_Selected passage_:
Vincent Czyz - An Orphean song of desire that explores the tenuous nature of human intersection and memory with a tenderness rare in experimental lit

Vincent Czyz, Adrift in a Vanishing City, Voyant Publishing, 1998.


"Neither a collection of short stories in the traditional sense, nor a novel, these tales overlap at times, in places intersect, often diverge, but are all held together by the thread of memory. An odyssey of hypnotic beauty originating in a small-time city in Kansas, Adrift in a Vanishing City takes the reader through a tortured landscape of obsessive love, to real-time cities such as Budapest, Berlin and Mexico City, down dead-end streets marked by the invisible graffiti of the lives lost in them. Told in hauntingly lyrical prose, Adrift is a passage within the continuum of memory--from which a hidden aspect of human experience arises, and back to which it will return. In this book, space and time become so malleable, the disturbing echoes of the destruction of Sodom and Gomorrah whisper softly beneath the summer moon as it arcs over the fields in Kansas, bringing the reader to the understanding that everything underlies the moment on which we stand overlooking existence - the moment we call now."

_Work instructions_:
1. Please translate this sentence from the book description into Spanish: "Told in hauntingly lyrical prose, Adrift is a passage within the continuum of memory--from which a hidden aspect of human experience arises, and back to which it will return."
2. According to the book description, where does the odyssey originate?
3. List the real-time cities that the book description names.
The listing has no connection to the book description.

_Extracted material_:
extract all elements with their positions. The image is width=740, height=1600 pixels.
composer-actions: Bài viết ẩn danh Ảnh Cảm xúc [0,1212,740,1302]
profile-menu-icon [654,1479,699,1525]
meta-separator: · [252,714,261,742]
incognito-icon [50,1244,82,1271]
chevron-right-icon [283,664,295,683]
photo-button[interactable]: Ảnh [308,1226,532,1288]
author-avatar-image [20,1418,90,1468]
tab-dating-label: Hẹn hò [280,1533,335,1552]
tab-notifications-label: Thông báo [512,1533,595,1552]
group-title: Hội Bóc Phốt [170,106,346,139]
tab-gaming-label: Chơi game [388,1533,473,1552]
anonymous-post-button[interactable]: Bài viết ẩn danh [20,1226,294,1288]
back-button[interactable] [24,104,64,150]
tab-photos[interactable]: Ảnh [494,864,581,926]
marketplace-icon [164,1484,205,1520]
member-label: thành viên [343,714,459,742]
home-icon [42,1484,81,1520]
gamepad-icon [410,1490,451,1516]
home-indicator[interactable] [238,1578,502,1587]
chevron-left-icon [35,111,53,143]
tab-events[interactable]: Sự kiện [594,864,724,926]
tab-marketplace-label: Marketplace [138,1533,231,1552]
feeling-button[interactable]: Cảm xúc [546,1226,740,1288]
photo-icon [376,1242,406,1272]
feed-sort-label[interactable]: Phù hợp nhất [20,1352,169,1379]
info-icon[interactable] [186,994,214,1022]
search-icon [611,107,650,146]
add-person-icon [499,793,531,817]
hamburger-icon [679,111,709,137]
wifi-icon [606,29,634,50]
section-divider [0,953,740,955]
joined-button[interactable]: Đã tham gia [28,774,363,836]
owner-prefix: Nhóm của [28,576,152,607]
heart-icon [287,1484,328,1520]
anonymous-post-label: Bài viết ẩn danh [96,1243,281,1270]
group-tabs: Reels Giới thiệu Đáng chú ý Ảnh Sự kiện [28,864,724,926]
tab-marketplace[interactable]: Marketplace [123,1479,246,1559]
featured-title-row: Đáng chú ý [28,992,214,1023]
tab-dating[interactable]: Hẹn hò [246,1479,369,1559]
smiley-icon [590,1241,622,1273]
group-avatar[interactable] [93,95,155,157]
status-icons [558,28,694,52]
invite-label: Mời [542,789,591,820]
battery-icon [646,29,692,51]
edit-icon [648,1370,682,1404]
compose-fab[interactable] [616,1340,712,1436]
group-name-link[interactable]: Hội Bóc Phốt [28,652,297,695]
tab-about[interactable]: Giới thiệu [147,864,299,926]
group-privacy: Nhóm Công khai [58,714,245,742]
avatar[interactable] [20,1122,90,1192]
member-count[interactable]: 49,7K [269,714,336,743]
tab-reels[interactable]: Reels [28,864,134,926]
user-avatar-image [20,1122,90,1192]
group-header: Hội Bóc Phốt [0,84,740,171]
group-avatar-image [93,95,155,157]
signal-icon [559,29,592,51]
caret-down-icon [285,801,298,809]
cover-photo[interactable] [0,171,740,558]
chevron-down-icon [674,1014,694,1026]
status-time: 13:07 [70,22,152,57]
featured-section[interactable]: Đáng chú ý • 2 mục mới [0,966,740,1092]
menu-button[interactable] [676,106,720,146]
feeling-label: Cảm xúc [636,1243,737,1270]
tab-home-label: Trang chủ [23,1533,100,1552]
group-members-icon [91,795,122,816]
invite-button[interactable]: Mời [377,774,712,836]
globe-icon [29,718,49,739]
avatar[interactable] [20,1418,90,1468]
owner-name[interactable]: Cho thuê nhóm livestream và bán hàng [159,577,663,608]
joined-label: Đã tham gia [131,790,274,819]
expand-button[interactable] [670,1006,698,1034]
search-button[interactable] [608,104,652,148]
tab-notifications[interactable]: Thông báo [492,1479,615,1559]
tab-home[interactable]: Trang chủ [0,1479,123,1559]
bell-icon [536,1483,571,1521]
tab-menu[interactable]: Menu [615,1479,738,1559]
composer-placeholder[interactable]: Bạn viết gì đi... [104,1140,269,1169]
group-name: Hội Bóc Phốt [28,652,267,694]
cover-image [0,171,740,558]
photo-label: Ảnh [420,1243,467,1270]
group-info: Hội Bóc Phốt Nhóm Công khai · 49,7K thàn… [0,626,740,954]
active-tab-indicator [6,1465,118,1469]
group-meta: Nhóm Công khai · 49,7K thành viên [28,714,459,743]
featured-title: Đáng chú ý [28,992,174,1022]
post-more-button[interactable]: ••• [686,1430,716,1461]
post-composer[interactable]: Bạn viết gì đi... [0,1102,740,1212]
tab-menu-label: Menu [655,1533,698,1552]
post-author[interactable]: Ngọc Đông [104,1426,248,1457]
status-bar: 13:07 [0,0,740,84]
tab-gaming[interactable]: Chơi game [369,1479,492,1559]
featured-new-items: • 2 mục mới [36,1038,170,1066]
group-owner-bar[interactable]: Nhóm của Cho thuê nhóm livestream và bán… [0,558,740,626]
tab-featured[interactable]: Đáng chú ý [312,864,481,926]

_Complete answers_:
1. Contado en una prosa inquietantemente lírica, Adrift es un pasaje dentro del continuo de la memoria, del cual surge un aspecto oculto de la experiencia humana y al cual regresará.

2. In a small-time city in Kansas.

3. Budapest, Berlin, Mexico City